Copy out the entries below precisely; nothing is to be omitted.
*** DATA ENTRIES ***
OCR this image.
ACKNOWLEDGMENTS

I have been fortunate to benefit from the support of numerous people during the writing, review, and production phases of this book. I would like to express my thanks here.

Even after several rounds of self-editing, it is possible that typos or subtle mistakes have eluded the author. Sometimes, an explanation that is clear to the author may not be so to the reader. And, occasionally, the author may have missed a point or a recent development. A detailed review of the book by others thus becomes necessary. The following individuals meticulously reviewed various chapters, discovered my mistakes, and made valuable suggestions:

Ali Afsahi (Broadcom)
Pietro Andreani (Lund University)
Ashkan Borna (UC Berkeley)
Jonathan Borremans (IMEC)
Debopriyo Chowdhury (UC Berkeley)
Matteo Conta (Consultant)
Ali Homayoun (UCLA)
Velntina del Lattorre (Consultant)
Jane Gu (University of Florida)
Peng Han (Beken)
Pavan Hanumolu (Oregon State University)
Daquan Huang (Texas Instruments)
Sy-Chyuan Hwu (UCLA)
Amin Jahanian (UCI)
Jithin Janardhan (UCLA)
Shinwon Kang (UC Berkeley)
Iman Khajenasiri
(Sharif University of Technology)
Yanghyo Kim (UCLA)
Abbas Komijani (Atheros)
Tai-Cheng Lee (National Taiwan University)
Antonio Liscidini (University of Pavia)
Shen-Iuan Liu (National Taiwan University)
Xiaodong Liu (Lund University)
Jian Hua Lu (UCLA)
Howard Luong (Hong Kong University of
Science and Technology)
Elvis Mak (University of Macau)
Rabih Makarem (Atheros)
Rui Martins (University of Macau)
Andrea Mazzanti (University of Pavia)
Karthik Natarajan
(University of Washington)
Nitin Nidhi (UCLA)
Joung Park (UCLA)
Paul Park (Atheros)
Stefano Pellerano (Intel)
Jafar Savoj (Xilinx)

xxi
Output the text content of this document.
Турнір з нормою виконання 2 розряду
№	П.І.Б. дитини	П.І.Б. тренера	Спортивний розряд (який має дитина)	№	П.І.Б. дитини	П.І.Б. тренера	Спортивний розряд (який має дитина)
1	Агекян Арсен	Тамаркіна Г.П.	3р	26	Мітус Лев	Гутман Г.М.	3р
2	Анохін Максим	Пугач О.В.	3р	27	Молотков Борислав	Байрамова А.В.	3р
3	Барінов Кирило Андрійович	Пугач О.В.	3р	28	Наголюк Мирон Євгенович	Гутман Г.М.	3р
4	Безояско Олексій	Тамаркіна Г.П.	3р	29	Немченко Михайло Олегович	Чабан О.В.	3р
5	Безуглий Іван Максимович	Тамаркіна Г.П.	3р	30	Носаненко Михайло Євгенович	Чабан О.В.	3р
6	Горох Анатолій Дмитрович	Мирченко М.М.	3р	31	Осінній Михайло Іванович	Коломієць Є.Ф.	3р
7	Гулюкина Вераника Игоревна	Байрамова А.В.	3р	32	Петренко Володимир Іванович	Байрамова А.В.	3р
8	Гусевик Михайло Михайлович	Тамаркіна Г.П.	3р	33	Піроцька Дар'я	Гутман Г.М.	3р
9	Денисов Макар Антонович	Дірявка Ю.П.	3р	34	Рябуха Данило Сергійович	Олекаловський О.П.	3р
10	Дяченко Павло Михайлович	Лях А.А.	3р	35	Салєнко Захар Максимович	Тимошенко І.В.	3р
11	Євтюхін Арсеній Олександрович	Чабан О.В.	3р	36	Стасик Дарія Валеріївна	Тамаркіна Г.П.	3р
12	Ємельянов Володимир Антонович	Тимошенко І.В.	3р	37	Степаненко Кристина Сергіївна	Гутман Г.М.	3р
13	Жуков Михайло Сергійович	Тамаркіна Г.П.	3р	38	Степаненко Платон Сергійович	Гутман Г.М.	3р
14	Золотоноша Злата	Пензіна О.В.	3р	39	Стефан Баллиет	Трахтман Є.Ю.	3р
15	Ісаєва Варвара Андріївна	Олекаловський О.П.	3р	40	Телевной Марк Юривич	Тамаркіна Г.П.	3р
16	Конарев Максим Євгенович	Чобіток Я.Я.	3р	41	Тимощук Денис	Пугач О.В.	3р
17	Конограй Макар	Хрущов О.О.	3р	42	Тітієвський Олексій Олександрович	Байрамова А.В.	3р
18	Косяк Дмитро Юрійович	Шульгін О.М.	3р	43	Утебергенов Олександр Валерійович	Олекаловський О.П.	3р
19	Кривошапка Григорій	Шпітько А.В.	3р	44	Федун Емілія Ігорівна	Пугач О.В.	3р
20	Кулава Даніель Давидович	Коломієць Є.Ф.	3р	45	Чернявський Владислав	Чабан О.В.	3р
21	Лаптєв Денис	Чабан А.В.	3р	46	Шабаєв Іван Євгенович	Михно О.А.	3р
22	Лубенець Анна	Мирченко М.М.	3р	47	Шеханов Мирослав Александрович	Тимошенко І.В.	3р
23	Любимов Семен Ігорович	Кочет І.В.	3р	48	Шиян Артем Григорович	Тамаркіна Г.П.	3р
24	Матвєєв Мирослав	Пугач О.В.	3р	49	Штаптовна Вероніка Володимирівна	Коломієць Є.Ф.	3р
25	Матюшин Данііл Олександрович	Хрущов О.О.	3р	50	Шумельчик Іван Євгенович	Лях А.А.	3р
***
## FULL SOLUTION
OCR this image.
ACKNOWLEDGMENTS

I have been fortunate to benefit from the support of numerous people during the writing, review, and production phases of this book. I would like to express my thanks here.

Even after several rounds of self-editing, it is possible that typos or subtle mistakes have eluded the author. Sometimes, an explanation that is clear to the author may not be so to the reader. And, occasionally, the author may have missed a point or a recent development. A detailed review of the book by others thus becomes necessary. The following individuals meticulously reviewed various chapters, discovered my mistakes, and made valuable suggestions:

Ali Afsahi (Broadcom)
Pietro Andreani (Lund University)
Ashkan Borna (UC Berkeley)
Jonathan Borremans (IMEC)
Debopriyo Chowdhury (UC Berkeley)
Matteo Conta (Consultant)
Ali Homayoun (UCLA)
Velntina del Lattorre (Consultant)
Jane Gu (University of Florida)
Peng Han (Beken)
Pavan Hanumolu (Oregon State University)
Daquan Huang (Texas Instruments)
Sy-Chyuan Hwu (UCLA)
Amin Jahanian (UCI)
Jithin Janardhan (UCLA)
Shinwon Kang (UC Berkeley)
Iman Khajenasiri
(Sharif University of Technology)
Yanghyo Kim (UCLA)
Abbas Komijani (Atheros)
Tai-Cheng Lee (National Taiwan University)
Antonio Liscidini (University of Pavia)
Shen-Iuan Liu (National Taiwan University)
Xiaodong Liu (Lund University)
Jian Hua Lu (UCLA)
Howard Luong (Hong Kong University of
Science and Technology)
Elvis Mak (University of Macau)
Rabih Makarem (Atheros)
Rui Martins (University of Macau)
Andrea Mazzanti (University of Pavia)
Karthik Natarajan
(University of Washington)
Nitin Nidhi (UCLA)
Joung Park (UCLA)
Paul Park (Atheros)
Stefano Pellerano (Intel)
Jafar Savoj (Xilinx)

xxi
Output the text content of this document.
Турнір з нормою виконання 2 розряду
№	П.І.Б. дитини	П.І.Б. тренера	Спортивний розряд (який має дитина)	№	П.І.Б. дитини	П.І.Б. тренера	Спортивний розряд (який має дитина)
1	Агекян Арсен	Тамаркіна Г.П.	3р	26	Мітус Лев	Гутман Г.М.	3р
2	Анохін Максим	Пугач О.В.	3р	27	Молотков Борислав	Байрамова А.В.	3р
3	Барінов Кирило Андрійович	Пугач О.В.	3р	28	Наголюк Мирон Євгенович	Гутман Г.М.	3р
4	Безояско Олексій	Тамаркіна Г.П.	3р	29	Немченко Михайло Олегович	Чабан О.В.	3р
5	Безуглий Іван Максимович	Тамаркіна Г.П.	3р	30	Носаненко Михайло Євгенович	Чабан О.В.	3р
6	Горох Анатолій Дмитрович	Мирченко М.М.	3р	31	Осінній Михайло Іванович	Коломієць Є.Ф.	3р
7	Гулюкина Вераника Игоревна	Байрамова А.В.	3р	32	Петренко Володимир Іванович	Байрамова А.В.	3р
8	Гусевик Михайло Михайлович	Тамаркіна Г.П.	3р	33	Піроцька Дар'я	Гутман Г.М.	3р
9	Денисов Макар Антонович	Дірявка Ю.П.	3р	34	Рябуха Данило Сергійович	Олекаловський О.П.	3р
10	Дяченко Павло Михайлович	Лях А.А.	3р	35	Салєнко Захар Максимович	Тимошенко І.В.	3р
11	Євтюхін Арсеній Олександрович	Чабан О.В.	3р	36	Стасик Дарія Валеріївна	Тамаркіна Г.П.	3р
12	Ємельянов Володимир Антонович	Тимошенко І.В.	3р	37	Степаненко Кристина Сергіївна	Гутман Г.М.	3р
13	Жуков Михайло Сергійович	Тамаркіна Г.П.	3р	38	Степаненко Платон Сергійович	Гутман Г.М.	3р
14	Золотоноша Злата	Пензіна О.В.	3р	39	Стефан Баллиет	Трахтман Є.Ю.	3р
15	Ісаєва Варвара Андріївна	Олекаловський О.П.	3р	40	Телевной Марк Юривич	Тамаркіна Г.П.	3р
16	Конарев Максим Євгенович	Чобіток Я.Я.	3р	41	Тимощук Денис	Пугач О.В.	3р
17	Конограй Макар	Хрущов О.О.	3р	42	Тітієвський Олексій Олександрович	Байрамова А.В.	3р
18	Косяк Дмитро Юрійович	Шульгін О.М.	3р	43	Утебергенов Олександр Валерійович	Олекаловський О.П.	3р
19	Кривошапка Григорій	Шпітько А.В.	3р	44	Федун Емілія Ігорівна	Пугач О.В.	3р
20	Кулава Даніель Давидович	Коломієць Є.Ф.	3р	45	Чернявський Владислав	Чабан О.В.	3р
21	Лаптєв Денис	Чабан А.В.	3р	46	Шабаєв Іван Євгенович	Михно О.А.	3р
22	Лубенець Анна	Мирченко М.М.	3р	47	Шеханов Мирослав Александрович	Тимошенко І.В.	3р
23	Любимов Семен Ігорович	Кочет І.В.	3р	48	Шиян Артем Григорович	Тамаркіна Г.П.	3р
24	Матвєєв Мирослав	Пугач О.В.	3р	49	Штаптовна Вероніка Володимирівна	Коломієць Є.Ф.	3р
25	Матюшин Данііл Олександрович	Хрущов О.О.	3р	50	Шумельчик Іван Євгенович	Лях А.А.	3р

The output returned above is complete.